◆ What you should do
Work out how many lines of the material below mention the word "legend"; reply with the number only.

◆ Provided information
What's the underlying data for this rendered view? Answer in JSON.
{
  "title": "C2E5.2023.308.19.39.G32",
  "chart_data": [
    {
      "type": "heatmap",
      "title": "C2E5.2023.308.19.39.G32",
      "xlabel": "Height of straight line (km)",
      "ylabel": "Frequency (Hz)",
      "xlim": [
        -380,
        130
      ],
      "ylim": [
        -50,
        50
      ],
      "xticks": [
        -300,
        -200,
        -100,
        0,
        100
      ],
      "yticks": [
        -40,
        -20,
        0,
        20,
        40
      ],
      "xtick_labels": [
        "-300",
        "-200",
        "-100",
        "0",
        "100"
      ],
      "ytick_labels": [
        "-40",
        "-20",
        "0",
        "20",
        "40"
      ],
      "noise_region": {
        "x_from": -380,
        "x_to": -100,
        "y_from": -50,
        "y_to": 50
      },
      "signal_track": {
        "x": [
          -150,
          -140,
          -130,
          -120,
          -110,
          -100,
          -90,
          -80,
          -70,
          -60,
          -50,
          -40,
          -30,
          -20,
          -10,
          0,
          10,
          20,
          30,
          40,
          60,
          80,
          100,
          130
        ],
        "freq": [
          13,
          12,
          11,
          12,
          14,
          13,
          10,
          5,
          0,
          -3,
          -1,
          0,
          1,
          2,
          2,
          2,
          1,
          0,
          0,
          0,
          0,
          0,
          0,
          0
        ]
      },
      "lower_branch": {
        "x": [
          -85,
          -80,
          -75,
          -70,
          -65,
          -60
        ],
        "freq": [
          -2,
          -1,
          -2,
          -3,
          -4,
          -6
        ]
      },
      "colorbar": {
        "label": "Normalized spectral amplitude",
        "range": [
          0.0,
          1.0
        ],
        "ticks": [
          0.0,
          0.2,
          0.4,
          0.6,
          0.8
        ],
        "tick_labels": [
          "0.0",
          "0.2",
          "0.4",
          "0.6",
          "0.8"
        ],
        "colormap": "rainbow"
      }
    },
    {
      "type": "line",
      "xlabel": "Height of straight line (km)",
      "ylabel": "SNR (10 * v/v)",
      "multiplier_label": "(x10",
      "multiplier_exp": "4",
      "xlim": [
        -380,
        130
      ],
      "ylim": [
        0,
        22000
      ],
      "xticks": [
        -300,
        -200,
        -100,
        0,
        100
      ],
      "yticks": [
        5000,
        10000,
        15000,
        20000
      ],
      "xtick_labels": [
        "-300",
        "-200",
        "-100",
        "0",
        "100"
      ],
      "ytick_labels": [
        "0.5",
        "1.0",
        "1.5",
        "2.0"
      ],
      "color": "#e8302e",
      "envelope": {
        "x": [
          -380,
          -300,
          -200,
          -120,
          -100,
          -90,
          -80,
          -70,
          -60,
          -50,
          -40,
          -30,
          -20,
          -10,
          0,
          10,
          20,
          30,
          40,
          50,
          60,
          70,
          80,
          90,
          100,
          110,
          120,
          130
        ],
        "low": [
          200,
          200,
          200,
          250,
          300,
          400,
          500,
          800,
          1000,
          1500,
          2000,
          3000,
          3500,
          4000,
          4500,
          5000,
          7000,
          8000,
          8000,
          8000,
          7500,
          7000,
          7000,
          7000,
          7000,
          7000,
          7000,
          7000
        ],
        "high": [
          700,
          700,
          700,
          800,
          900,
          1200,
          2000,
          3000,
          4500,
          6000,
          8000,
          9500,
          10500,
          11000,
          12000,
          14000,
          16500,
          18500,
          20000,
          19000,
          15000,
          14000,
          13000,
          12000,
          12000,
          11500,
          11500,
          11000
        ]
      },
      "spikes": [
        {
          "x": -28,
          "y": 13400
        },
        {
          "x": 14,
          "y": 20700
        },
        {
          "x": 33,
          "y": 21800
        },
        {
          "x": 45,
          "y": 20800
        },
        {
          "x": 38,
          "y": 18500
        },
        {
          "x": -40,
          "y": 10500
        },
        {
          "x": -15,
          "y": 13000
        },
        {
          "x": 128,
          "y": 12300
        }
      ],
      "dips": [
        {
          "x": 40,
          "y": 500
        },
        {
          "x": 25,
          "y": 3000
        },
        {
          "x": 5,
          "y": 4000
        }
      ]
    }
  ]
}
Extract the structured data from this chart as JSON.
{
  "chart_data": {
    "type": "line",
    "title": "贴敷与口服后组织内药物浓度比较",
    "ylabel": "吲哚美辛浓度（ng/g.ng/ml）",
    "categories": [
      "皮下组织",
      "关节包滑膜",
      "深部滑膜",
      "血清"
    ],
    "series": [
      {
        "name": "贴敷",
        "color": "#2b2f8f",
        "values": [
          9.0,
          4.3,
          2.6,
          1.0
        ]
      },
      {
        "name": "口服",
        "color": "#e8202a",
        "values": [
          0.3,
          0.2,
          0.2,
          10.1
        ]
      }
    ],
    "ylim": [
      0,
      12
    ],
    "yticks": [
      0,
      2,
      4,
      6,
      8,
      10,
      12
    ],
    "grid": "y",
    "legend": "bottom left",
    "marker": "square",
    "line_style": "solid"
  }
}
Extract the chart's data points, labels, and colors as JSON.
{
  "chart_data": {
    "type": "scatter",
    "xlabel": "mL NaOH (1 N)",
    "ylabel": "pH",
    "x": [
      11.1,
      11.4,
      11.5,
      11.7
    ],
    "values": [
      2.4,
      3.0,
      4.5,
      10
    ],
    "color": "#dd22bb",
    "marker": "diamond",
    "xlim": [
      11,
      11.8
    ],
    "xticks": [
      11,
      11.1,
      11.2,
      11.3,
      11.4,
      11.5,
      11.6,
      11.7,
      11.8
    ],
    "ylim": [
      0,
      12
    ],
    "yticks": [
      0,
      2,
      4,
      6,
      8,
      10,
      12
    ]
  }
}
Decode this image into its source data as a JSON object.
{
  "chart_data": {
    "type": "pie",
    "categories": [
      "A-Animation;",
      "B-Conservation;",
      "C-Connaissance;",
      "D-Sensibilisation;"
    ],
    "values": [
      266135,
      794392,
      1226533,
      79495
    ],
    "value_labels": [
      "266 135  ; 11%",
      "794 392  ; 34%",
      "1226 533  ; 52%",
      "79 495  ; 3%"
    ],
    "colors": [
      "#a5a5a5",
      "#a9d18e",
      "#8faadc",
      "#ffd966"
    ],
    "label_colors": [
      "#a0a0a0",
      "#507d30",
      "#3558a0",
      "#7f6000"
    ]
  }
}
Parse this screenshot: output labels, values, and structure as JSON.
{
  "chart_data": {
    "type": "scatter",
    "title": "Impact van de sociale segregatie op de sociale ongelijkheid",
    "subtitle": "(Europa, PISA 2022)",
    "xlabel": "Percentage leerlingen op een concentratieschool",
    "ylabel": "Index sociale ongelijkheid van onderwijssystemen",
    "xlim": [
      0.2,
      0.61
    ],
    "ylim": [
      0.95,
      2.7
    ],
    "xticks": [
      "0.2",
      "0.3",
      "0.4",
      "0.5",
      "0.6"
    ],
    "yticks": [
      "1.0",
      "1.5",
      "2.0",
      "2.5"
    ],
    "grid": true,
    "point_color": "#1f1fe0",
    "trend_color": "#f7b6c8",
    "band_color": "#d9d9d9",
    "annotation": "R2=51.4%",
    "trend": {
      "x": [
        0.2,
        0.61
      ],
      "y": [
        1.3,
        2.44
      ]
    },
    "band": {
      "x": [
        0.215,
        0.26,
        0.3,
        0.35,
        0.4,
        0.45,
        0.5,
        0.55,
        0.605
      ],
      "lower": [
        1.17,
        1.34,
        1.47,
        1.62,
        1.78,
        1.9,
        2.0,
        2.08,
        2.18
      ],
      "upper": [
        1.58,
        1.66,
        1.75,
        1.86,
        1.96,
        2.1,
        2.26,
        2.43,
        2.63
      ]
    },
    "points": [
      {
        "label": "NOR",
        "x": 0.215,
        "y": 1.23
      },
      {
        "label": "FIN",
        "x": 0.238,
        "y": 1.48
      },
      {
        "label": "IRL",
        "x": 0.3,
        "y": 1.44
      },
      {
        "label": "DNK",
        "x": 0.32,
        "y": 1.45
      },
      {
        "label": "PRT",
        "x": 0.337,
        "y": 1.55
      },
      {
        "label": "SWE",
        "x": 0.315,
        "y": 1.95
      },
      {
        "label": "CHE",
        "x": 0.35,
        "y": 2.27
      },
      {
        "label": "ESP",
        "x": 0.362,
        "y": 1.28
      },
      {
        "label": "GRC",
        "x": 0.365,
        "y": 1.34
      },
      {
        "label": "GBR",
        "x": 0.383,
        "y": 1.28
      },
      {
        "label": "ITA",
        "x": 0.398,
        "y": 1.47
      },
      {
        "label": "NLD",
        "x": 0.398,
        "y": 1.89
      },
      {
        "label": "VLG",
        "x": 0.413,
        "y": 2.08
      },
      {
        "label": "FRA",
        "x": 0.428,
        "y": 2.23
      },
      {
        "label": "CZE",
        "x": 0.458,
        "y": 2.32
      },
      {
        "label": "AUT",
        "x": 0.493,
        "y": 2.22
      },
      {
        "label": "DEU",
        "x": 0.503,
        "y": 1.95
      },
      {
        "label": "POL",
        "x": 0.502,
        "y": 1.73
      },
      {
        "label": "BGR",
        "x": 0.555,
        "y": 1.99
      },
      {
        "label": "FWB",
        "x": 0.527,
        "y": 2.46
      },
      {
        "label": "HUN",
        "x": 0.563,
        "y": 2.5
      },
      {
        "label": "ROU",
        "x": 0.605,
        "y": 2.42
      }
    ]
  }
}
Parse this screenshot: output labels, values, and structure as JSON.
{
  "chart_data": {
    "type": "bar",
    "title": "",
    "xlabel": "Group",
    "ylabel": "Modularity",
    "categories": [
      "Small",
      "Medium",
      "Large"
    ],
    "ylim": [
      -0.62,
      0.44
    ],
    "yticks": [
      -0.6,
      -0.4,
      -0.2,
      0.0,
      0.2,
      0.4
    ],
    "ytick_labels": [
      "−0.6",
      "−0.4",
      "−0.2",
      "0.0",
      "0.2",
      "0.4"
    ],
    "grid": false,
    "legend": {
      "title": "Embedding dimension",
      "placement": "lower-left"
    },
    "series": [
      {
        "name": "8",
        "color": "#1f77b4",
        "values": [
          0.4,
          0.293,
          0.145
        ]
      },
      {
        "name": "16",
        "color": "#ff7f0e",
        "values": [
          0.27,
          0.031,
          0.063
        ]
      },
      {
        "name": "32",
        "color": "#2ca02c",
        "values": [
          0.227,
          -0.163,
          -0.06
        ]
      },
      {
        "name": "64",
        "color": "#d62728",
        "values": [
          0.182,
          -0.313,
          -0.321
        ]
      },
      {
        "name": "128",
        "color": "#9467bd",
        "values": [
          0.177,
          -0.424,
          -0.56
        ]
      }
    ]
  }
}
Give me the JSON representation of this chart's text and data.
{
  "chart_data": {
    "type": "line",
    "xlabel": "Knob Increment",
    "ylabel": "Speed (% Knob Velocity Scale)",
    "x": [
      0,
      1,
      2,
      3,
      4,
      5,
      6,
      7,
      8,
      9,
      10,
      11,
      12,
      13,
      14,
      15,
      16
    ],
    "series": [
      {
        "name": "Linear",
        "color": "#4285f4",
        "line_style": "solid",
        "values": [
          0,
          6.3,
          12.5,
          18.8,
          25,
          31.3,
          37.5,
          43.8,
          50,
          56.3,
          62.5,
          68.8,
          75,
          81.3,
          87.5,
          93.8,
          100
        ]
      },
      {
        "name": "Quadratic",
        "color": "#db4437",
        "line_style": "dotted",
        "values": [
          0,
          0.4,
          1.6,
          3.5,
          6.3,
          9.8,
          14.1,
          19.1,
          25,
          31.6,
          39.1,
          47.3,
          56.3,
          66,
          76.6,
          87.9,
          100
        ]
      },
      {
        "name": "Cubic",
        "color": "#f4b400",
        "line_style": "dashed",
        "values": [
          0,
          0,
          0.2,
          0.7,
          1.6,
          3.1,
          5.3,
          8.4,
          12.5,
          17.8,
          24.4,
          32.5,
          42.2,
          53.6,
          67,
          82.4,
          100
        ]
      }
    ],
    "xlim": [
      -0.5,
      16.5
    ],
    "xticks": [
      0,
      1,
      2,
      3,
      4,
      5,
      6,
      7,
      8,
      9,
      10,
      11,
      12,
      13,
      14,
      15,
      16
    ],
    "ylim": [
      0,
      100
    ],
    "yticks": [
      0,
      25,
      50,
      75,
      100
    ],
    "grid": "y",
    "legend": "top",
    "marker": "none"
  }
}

◆ Written reply
3